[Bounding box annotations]

►

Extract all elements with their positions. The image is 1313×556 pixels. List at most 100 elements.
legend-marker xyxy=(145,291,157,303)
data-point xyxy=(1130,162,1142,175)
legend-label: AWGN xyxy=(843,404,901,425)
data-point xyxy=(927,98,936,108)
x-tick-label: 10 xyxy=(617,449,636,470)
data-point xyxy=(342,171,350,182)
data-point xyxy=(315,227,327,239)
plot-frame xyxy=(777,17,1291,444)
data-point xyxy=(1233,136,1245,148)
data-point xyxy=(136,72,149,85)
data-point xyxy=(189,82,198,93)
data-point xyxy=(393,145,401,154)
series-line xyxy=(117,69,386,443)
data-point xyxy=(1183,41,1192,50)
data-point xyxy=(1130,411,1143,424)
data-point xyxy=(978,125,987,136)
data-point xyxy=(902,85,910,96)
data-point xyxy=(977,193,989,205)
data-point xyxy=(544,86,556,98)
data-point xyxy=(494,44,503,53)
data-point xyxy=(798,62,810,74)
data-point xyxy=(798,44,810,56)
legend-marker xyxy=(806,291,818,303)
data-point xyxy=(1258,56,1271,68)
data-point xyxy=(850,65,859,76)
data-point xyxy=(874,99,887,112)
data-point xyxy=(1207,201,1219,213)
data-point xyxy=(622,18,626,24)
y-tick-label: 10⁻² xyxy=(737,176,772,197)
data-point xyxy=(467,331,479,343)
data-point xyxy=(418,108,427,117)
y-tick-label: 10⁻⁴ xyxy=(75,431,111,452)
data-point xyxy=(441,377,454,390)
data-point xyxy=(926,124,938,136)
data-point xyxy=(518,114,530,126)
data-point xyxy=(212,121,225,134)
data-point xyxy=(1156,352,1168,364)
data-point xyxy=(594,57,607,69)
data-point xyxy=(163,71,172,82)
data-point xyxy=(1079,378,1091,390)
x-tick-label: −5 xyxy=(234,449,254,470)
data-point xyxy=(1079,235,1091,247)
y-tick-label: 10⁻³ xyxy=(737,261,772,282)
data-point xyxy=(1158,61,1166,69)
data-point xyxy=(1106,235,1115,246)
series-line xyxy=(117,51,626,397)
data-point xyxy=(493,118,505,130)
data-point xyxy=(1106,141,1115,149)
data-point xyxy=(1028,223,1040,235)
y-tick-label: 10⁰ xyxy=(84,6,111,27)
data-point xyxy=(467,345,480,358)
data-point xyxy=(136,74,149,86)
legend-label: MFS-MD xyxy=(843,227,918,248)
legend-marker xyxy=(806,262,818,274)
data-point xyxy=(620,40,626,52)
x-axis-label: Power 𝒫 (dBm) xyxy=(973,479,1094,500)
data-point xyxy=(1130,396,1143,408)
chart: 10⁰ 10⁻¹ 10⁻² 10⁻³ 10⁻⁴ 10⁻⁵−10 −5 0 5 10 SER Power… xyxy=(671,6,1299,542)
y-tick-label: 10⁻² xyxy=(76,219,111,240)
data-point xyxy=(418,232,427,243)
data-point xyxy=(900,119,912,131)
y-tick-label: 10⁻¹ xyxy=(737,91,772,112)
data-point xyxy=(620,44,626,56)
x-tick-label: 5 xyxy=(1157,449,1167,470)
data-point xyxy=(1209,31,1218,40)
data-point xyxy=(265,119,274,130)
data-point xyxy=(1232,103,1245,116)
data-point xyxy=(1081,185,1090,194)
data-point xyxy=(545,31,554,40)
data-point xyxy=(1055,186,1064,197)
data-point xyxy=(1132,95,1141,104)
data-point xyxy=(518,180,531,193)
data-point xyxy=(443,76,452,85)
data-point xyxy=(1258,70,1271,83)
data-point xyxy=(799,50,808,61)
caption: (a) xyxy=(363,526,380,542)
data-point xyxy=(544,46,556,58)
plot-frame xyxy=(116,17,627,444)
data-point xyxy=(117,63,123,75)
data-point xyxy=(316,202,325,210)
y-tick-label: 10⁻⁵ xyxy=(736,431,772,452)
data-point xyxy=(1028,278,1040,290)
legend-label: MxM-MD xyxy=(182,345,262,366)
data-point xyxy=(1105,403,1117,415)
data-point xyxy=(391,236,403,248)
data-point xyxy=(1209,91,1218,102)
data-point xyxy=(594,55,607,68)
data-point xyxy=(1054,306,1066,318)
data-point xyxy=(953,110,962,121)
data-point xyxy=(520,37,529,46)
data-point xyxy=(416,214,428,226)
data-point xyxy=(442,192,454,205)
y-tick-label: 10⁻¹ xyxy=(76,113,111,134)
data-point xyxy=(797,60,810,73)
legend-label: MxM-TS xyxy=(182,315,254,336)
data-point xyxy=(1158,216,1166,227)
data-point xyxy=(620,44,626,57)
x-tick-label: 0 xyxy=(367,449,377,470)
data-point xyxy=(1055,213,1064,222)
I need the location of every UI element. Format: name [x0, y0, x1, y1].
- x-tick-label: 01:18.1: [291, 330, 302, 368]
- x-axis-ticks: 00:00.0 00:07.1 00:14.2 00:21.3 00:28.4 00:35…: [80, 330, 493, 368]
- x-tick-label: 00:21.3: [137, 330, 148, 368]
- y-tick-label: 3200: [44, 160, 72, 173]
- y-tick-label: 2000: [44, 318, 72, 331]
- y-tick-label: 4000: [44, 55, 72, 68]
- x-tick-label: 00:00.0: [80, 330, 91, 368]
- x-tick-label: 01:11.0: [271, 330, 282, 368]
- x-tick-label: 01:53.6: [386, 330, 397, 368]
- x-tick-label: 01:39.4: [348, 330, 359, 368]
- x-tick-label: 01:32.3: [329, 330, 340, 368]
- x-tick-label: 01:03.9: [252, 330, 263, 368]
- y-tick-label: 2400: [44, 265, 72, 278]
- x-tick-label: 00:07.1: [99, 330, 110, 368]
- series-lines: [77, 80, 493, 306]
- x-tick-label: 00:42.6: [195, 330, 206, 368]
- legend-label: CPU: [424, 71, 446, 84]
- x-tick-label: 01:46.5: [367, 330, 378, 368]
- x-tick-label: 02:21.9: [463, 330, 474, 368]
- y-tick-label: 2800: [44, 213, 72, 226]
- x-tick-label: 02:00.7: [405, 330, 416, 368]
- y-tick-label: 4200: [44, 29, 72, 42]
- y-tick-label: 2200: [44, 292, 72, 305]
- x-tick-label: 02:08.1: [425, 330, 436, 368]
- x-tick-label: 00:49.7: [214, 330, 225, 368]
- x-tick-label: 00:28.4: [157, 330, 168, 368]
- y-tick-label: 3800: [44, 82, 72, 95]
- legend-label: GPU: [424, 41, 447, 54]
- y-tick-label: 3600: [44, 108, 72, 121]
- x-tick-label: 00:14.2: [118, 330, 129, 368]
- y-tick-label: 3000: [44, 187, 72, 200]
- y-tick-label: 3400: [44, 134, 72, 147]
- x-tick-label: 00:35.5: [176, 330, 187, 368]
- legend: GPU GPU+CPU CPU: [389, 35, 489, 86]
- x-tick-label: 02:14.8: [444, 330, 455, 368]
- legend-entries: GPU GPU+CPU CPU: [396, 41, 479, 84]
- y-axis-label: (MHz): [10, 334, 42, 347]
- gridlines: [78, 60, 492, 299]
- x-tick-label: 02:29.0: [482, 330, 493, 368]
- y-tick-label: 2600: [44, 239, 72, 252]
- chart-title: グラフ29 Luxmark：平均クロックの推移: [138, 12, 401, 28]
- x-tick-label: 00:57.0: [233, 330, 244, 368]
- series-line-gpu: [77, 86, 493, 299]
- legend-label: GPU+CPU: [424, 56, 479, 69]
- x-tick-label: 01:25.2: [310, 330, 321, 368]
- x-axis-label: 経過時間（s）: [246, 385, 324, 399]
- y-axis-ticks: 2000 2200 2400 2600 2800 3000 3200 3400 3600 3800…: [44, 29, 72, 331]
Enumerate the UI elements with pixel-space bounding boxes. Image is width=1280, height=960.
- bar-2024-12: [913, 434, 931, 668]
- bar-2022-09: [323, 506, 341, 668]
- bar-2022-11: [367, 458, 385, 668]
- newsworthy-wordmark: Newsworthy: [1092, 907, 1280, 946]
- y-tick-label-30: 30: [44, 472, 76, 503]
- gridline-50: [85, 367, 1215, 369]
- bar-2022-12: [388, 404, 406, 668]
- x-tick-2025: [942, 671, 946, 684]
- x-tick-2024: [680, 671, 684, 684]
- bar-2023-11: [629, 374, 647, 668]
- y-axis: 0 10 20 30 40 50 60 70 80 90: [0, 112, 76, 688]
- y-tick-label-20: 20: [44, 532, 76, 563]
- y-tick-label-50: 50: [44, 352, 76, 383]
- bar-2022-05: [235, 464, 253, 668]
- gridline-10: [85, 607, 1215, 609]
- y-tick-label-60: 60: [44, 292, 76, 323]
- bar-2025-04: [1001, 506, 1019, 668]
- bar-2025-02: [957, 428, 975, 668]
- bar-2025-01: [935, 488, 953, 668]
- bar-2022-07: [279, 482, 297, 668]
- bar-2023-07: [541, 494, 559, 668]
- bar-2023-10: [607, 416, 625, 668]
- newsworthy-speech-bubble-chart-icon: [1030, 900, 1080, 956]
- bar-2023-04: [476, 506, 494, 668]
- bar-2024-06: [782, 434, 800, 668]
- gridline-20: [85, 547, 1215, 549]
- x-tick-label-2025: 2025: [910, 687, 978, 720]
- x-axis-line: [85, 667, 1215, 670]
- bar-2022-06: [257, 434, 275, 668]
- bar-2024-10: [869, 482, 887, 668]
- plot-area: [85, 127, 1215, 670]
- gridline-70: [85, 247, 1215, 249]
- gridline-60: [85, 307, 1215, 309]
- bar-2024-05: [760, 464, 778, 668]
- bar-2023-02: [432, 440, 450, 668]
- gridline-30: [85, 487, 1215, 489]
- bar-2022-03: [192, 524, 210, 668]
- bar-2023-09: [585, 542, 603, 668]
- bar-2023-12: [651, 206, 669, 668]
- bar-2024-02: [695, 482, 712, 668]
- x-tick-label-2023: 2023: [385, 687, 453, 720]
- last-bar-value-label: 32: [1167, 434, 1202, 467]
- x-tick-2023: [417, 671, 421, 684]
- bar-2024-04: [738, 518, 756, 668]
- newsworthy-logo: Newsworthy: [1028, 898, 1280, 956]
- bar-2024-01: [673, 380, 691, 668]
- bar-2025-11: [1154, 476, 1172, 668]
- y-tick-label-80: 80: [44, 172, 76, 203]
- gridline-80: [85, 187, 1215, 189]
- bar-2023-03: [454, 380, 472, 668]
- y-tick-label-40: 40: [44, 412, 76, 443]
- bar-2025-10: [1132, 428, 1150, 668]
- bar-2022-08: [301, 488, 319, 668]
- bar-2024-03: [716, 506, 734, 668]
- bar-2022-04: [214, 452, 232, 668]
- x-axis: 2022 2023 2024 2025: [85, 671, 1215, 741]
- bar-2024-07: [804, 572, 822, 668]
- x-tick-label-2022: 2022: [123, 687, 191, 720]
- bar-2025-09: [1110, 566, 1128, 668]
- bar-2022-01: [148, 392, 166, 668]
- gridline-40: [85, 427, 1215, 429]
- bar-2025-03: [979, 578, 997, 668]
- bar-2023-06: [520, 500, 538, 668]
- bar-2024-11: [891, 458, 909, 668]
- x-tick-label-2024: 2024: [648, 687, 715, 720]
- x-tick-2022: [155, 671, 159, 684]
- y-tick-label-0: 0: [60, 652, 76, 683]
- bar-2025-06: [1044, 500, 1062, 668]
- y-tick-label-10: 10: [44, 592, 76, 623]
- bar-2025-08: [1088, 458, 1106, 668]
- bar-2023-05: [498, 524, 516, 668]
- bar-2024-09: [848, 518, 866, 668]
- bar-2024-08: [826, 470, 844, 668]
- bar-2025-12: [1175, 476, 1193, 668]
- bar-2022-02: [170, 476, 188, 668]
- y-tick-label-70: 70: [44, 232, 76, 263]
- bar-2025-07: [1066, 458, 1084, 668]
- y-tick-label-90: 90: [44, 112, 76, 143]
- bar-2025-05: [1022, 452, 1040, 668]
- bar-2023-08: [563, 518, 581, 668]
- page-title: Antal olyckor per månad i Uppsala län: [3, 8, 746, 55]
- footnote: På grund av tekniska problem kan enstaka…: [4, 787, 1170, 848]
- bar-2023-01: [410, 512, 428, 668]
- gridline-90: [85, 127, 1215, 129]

◄

**Directions for this task**
Can you rename "data-point" to "point" in the rows from the start of the records to the line with "data-point xyxy=(163,71,172,82)", changing nothing else, and give back only those rows?

**Response**
Extract all elements with their positions. The image is 1313×556 pixels. List at most 100 elements.
legend-marker xyxy=(145,291,157,303)
point xyxy=(1130,162,1142,175)
legend-label: AWGN xyxy=(843,404,901,425)
point xyxy=(927,98,936,108)
x-tick-label: 10 xyxy=(617,449,636,470)
point xyxy=(342,171,350,182)
point xyxy=(315,227,327,239)
plot-frame xyxy=(777,17,1291,444)
point xyxy=(1233,136,1245,148)
point xyxy=(136,72,149,85)
point xyxy=(189,82,198,93)
point xyxy=(393,145,401,154)
series-line xyxy=(117,69,386,443)
point xyxy=(1183,41,1192,50)
point xyxy=(1130,411,1143,424)
point xyxy=(978,125,987,136)
point xyxy=(902,85,910,96)
point xyxy=(977,193,989,205)
point xyxy=(544,86,556,98)
point xyxy=(494,44,503,53)
point xyxy=(798,62,810,74)
point xyxy=(798,44,810,56)
legend-marker xyxy=(806,291,818,303)
point xyxy=(1258,56,1271,68)
point xyxy=(850,65,859,76)
point xyxy=(874,99,887,112)
point xyxy=(1207,201,1219,213)
point xyxy=(622,18,626,24)
y-tick-label: 10⁻² xyxy=(737,176,772,197)
point xyxy=(467,331,479,343)
point xyxy=(418,108,427,117)
y-tick-label: 10⁻⁴ xyxy=(75,431,111,452)
point xyxy=(441,377,454,390)
point xyxy=(926,124,938,136)
point xyxy=(518,114,530,126)
point xyxy=(212,121,225,134)
point xyxy=(1156,352,1168,364)
point xyxy=(594,57,607,69)
point xyxy=(163,71,172,82)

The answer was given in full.